(Records excerpted from a collection)
□ □ □ □
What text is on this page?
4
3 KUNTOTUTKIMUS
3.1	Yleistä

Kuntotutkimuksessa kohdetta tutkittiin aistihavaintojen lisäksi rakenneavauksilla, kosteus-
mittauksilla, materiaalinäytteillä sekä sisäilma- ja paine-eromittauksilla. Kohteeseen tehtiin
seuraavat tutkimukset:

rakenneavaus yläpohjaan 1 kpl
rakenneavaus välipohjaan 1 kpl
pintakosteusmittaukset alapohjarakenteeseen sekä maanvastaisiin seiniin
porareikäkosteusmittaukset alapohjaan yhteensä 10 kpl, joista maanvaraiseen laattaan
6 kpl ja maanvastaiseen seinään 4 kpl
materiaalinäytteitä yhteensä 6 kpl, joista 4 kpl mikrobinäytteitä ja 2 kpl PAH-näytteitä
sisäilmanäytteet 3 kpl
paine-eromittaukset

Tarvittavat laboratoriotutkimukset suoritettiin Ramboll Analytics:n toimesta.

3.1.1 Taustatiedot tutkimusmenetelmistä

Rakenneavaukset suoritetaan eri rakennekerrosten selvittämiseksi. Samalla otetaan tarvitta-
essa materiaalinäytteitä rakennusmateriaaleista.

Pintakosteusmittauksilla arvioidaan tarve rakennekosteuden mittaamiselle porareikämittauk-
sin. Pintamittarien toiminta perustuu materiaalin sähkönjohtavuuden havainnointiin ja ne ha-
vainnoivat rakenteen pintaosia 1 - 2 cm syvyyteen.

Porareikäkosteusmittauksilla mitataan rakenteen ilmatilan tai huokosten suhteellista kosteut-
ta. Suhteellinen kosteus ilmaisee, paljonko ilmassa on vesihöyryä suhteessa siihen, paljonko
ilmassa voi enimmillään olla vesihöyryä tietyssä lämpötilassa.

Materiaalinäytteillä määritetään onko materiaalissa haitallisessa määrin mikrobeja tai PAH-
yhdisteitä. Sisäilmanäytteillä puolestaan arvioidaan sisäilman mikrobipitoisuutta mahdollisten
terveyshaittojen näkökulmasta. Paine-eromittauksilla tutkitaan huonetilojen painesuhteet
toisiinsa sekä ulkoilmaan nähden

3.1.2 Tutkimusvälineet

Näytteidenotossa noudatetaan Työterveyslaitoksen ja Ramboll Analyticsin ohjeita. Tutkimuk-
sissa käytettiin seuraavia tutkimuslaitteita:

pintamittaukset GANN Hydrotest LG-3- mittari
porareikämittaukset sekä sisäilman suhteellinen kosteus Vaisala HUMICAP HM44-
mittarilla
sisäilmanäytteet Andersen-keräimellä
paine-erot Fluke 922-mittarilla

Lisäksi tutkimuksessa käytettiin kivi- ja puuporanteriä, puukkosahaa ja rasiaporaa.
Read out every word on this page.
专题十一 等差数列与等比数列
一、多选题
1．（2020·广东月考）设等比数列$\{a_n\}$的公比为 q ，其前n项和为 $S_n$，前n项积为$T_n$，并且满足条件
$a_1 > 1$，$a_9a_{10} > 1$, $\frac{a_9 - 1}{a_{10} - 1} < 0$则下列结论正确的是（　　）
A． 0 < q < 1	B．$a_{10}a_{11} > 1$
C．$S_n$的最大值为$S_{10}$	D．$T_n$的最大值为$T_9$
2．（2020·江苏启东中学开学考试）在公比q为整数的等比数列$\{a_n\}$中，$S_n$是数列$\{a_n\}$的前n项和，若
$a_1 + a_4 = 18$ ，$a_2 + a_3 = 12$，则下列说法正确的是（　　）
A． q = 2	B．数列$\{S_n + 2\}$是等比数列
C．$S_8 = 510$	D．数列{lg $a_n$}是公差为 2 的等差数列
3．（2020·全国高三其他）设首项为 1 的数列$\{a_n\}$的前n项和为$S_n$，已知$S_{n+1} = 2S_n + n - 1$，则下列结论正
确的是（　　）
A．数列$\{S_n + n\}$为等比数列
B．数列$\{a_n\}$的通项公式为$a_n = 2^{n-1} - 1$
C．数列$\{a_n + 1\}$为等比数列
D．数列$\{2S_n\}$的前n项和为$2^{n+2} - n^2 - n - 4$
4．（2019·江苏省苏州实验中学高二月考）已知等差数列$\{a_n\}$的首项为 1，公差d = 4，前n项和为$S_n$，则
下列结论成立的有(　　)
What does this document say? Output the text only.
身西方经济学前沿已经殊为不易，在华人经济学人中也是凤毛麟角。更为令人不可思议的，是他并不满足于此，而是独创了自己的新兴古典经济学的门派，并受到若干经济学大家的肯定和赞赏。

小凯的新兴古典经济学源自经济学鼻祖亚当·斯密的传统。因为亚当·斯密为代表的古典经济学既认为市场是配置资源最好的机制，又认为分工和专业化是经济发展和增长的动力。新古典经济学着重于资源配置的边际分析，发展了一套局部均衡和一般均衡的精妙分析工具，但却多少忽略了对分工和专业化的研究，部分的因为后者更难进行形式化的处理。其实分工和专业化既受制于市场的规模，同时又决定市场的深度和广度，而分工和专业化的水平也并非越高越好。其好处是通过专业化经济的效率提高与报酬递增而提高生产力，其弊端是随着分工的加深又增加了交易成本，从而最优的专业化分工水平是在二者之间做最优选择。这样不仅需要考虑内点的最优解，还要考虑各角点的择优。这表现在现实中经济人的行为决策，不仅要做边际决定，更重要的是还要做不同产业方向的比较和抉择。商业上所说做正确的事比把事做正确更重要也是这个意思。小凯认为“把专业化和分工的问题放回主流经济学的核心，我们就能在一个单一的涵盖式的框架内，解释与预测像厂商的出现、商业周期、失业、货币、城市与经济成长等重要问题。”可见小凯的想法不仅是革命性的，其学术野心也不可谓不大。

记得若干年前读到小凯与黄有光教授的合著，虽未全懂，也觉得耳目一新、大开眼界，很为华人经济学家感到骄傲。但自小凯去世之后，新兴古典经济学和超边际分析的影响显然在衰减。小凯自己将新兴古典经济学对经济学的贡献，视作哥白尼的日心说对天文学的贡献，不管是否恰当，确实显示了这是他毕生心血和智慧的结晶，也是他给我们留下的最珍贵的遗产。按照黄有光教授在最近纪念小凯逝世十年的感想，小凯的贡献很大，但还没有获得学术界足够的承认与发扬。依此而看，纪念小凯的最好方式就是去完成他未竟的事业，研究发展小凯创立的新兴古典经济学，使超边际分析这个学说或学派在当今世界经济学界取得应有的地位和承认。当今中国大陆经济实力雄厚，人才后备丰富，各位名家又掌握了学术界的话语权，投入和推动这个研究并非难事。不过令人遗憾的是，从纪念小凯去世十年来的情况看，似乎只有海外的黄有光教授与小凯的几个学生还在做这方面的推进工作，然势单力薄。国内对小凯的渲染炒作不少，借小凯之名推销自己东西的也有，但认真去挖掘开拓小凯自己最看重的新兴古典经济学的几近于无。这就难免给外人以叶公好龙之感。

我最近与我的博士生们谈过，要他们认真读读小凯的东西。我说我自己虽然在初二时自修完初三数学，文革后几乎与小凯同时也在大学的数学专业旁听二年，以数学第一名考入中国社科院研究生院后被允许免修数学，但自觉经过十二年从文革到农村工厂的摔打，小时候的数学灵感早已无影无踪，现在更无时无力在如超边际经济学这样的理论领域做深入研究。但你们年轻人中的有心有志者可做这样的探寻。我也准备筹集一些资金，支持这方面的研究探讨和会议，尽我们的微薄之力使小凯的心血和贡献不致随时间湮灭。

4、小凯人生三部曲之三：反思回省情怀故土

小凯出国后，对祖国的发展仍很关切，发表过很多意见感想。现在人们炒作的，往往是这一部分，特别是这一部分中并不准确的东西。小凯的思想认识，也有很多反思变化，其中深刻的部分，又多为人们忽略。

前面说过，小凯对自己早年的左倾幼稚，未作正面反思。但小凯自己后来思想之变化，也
□ □ □ □
In the listing above, how many lines hold the word "mittarilla"? Give the number and nothing more.

# Solution to this problem:
2